Work required: Give the number of lines holding the string "розных" and nothing more.

--- Listed entries ---

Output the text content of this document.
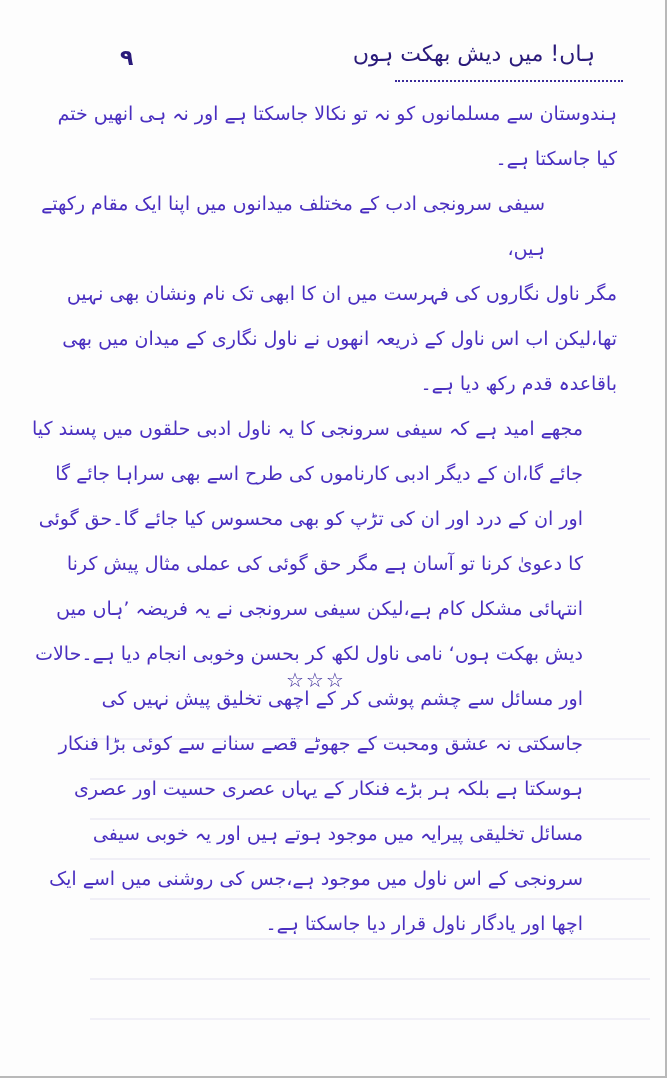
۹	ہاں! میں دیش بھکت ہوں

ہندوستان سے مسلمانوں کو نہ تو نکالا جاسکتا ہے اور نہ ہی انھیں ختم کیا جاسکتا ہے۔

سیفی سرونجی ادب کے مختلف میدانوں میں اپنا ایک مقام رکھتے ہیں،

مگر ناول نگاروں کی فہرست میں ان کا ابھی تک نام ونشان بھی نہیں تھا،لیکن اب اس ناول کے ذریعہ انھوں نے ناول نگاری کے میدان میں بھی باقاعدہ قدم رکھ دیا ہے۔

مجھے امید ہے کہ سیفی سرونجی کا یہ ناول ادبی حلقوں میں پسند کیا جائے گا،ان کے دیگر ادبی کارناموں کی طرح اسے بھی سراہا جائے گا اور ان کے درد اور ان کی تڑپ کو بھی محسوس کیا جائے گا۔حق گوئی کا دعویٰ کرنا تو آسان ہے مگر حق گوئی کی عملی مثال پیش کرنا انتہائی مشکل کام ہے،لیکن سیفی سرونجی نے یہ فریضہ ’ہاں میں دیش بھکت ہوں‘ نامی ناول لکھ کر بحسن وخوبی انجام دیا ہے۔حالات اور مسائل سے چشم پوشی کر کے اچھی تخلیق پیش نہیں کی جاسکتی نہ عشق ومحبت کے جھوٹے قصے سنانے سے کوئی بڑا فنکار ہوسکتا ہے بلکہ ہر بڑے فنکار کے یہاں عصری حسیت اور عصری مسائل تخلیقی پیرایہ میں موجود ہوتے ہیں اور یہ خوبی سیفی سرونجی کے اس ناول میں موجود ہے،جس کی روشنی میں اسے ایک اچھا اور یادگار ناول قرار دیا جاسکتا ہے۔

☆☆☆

---
--- Listed entries ---

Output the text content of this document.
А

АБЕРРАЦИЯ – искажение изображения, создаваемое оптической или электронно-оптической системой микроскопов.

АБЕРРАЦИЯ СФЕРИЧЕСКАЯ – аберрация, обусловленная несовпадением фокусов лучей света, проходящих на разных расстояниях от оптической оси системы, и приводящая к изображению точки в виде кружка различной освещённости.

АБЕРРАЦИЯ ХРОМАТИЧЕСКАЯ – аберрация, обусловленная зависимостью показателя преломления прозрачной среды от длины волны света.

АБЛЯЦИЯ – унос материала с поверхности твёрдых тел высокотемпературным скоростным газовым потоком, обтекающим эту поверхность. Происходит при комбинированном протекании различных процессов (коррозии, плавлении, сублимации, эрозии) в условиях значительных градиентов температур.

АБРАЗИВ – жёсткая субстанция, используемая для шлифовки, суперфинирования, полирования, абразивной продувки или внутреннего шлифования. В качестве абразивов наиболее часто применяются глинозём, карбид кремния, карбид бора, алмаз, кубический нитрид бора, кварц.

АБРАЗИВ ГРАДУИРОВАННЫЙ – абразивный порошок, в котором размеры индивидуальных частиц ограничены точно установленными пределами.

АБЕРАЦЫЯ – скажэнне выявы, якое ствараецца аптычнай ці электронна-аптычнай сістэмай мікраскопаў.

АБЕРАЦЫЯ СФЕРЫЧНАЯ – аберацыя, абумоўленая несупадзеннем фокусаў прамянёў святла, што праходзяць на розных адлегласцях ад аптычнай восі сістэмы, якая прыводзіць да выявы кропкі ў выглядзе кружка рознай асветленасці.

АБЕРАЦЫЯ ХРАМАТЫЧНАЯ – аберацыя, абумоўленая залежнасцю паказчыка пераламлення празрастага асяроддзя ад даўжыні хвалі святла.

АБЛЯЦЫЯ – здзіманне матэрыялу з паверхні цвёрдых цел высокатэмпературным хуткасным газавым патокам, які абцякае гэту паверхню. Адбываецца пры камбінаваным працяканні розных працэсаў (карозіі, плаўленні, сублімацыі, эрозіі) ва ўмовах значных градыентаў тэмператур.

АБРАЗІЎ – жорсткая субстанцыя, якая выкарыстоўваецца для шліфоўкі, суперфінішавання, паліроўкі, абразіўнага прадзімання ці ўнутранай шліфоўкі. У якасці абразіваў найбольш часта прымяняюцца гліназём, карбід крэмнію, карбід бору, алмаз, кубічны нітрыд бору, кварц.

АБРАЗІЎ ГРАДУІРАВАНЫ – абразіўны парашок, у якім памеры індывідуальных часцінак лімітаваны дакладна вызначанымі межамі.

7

---

Task answer: 2